[What you should do]
Please transcribe the listing below in full and word for word, without its pictures.
---- Information given
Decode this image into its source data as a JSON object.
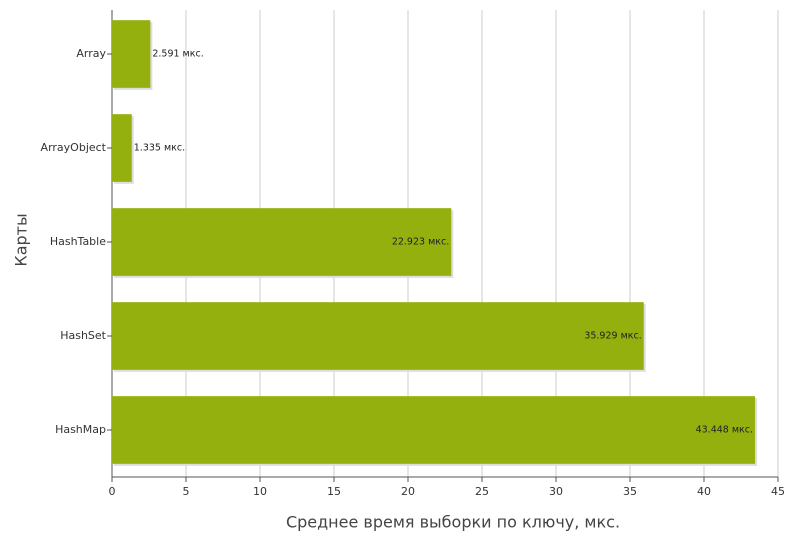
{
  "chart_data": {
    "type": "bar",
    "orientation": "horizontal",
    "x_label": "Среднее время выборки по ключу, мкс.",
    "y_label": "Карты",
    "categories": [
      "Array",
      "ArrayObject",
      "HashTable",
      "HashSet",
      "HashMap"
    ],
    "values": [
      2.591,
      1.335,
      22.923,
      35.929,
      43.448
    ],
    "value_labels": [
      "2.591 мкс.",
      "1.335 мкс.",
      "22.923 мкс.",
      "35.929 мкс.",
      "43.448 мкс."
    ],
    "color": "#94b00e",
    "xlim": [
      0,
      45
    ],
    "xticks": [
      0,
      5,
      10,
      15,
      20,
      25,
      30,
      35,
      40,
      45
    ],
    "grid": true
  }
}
--------
[Final answer]
Decode this image into its source data as a JSON object.
{
  "chart_data": {
    "type": "bar",
    "orientation": "horizontal",
    "x_label": "Среднее время выборки по ключу, мкс.",
    "y_label": "Карты",
    "categories": [
      "Array",
      "ArrayObject",
      "HashTable",
      "HashSet",
      "HashMap"
    ],
    "values": [
      2.591,
      1.335,
      22.923,
      35.929,
      43.448
    ],
    "value_labels": [
      "2.591 мкс.",
      "1.335 мкс.",
      "22.923 мкс.",
      "35.929 мкс.",
      "43.448 мкс."
    ],
    "color": "#94b00e",
    "xlim": [
      0,
      45
    ],
    "xticks": [
      0,
      5,
      10,
      15,
      20,
      25,
      30,
      35,
      40,
      45
    ],
    "grid": true
  }
}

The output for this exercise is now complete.